To do: Show every line that has the string "name" in it.

Material provided:
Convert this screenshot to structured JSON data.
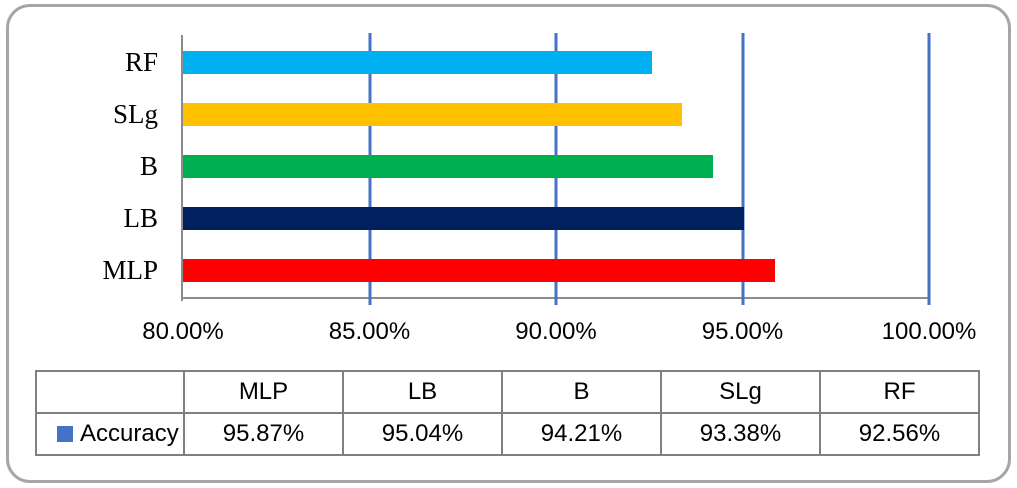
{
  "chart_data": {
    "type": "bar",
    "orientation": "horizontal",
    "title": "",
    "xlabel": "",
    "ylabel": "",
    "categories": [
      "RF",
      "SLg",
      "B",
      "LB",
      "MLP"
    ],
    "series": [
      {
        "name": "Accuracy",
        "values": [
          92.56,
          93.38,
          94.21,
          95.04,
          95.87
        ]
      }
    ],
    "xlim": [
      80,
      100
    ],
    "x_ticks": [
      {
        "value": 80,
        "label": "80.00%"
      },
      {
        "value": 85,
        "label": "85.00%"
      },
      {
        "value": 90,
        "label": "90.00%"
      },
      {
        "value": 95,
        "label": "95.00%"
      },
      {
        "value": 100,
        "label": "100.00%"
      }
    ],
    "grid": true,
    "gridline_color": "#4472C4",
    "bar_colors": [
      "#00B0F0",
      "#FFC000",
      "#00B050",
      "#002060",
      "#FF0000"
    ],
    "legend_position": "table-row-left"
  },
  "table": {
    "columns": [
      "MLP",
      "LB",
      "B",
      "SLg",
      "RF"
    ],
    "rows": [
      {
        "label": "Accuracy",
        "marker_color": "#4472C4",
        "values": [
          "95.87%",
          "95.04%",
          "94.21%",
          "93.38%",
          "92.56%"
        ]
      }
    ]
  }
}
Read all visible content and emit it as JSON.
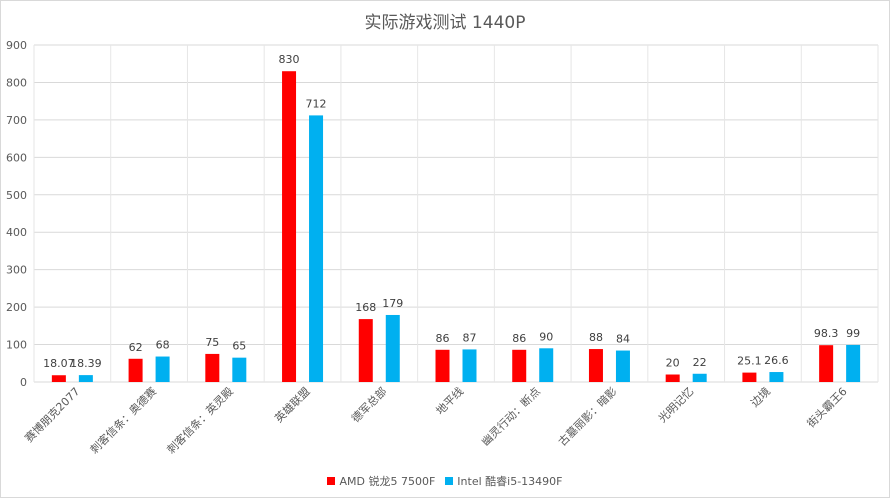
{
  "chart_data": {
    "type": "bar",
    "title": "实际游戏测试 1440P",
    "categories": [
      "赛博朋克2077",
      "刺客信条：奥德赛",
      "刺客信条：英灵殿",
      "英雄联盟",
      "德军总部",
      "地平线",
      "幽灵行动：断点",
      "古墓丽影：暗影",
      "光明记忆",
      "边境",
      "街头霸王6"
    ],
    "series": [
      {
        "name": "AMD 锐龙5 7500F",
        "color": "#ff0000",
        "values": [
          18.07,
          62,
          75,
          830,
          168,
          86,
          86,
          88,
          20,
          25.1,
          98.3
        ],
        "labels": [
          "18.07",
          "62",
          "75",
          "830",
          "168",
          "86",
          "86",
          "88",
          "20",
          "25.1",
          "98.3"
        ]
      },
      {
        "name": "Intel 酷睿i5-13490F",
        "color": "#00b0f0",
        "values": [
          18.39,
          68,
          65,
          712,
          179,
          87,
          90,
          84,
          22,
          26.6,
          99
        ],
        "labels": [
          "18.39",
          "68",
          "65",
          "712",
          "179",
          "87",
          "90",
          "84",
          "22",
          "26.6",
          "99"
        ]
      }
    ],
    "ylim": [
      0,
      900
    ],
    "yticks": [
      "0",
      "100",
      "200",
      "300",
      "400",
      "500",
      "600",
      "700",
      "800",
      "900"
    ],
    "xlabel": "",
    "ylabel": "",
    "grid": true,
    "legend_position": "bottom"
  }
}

Exercise answer:
        "name": "Accuracy",
        "name": "AMD 锐龙5 7500F",
        "name": "Intel 酷睿i5-13490F",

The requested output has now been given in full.